(Records from a data source)
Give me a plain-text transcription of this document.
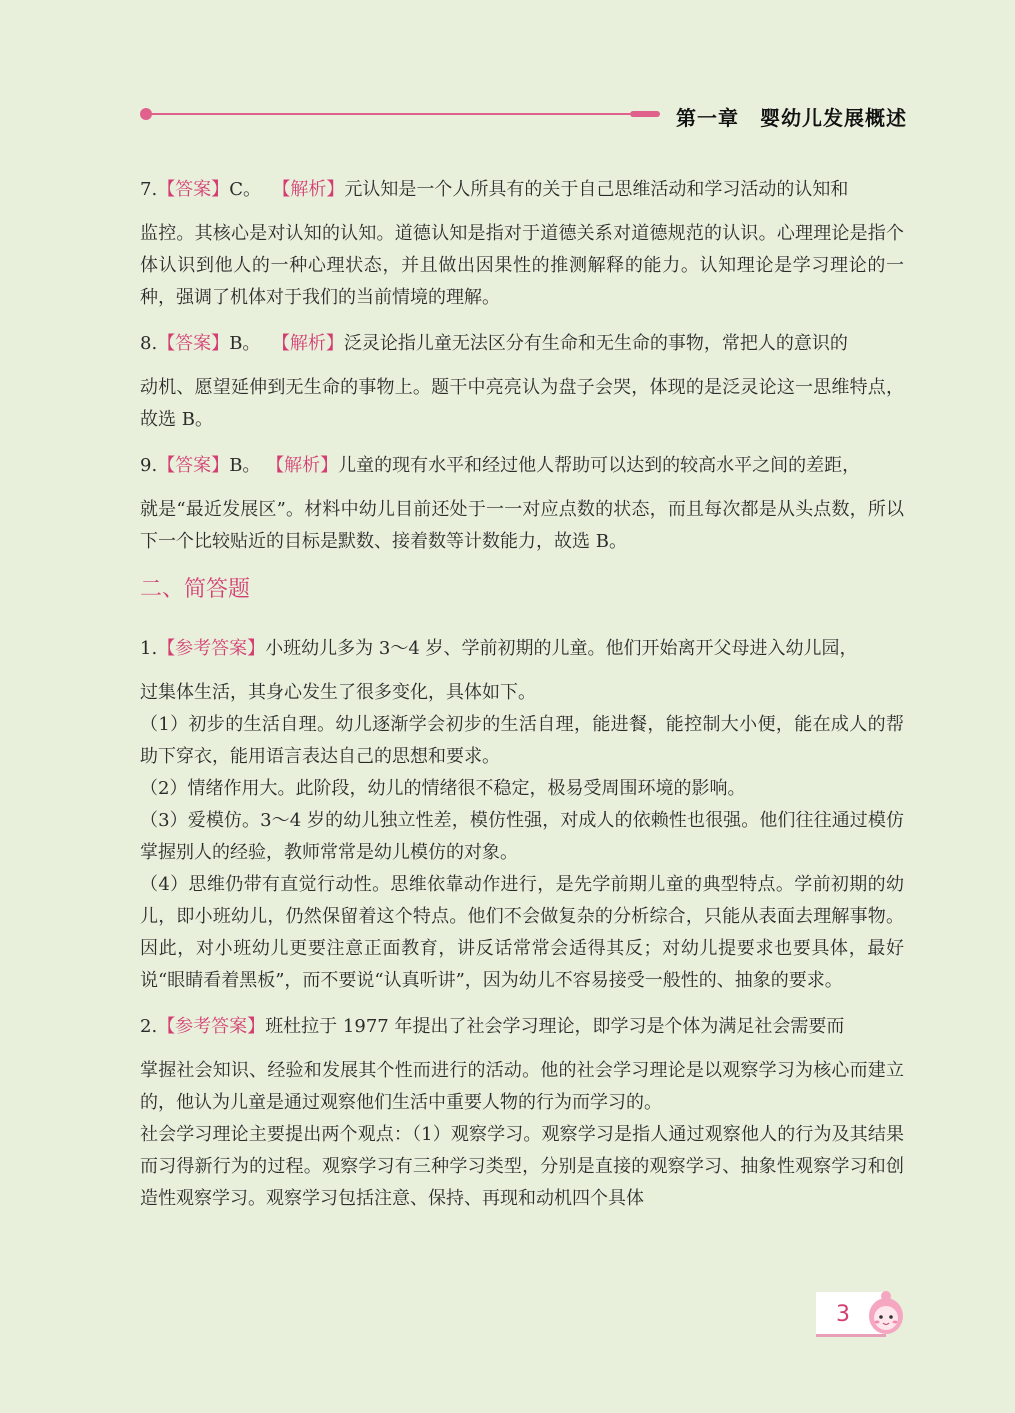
第一章　婴幼儿发展概述

7.【答案】C。 【解析】元认知是一个人所具有的关于自己思维活动和学习活动的认知和

监控。其核心是对认知的认知。道德认知是指对于道德关系对道德规范的认识。心理理论是指个体认识到他人的一种心理状态，并且做出因果性的推测解释的能力。认知理论是学习理论的一种，强调了机体对于我们的当前情境的理解。

8.【答案】B。 【解析】泛灵论指儿童无法区分有生命和无生命的事物，常把人的意识的

动机、愿望延伸到无生命的事物上。题干中亮亮认为盘子会哭，体现的是泛灵论这一思维特点，故选 B。

9.【答案】B。 【解析】儿童的现有水平和经过他人帮助可以达到的较高水平之间的差距，

就是“最近发展区”。材料中幼儿目前还处于一一对应点数的状态，而且每次都是从头点数，所以下一个比较贴近的目标是默数、接着数等计数能力，故选 B。

二、简答题

1.【参考答案】小班幼儿多为 3～4 岁、学前初期的儿童。他们开始离开父母进入幼儿园，

过集体生活，其身心发生了很多变化，具体如下。

（1）初步的生活自理。幼儿逐渐学会初步的生活自理，能进餐，能控制大小便，能在成人的帮助下穿衣，能用语言表达自己的思想和要求。

（2）情绪作用大。此阶段，幼儿的情绪很不稳定，极易受周围环境的影响。

（3）爱模仿。3～4 岁的幼儿独立性差，模仿性强，对成人的依赖性也很强。他们往往通过模仿掌握别人的经验，教师常常是幼儿模仿的对象。

（4）思维仍带有直觉行动性。思维依靠动作进行，是先学前期儿童的典型特点。学前初期的幼儿，即小班幼儿，仍然保留着这个特点。他们不会做复杂的分析综合，只能从表面去理解事物。因此，对小班幼儿更要注意正面教育，讲反话常常会适得其反；对幼儿提要求也要具体，最好说“眼睛看着黑板”，而不要说“认真听讲”，因为幼儿不容易接受一般性的、抽象的要求。

2.【参考答案】班杜拉于 1977 年提出了社会学习理论，即学习是个体为满足社会需要而

掌握社会知识、经验和发展其个性而进行的活动。他的社会学习理论是以观察学习为核心而建立的，他认为儿童是通过观察他们生活中重要人物的行为而学习的。

社会学习理论主要提出两个观点：（1）观察学习。观察学习是指人通过观察他人的行为及其结果而习得新行为的过程。观察学习有三种学习类型，分别是直接的观察学习、抽象性观察学习和创造性观察学习。观察学习包括注意、保持、再现和动机四个具体

3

#### Task requirements:
Which lines contain "参考答案"? Copy each of them.

#### Task result:
1.【参考答案】小班幼儿多为 3～4 岁、学前初期的儿童。他们开始离开父母进入幼儿园，
2.【参考答案】班杜拉于 1977 年提出了社会学习理论，即学习是个体为满足社会需要而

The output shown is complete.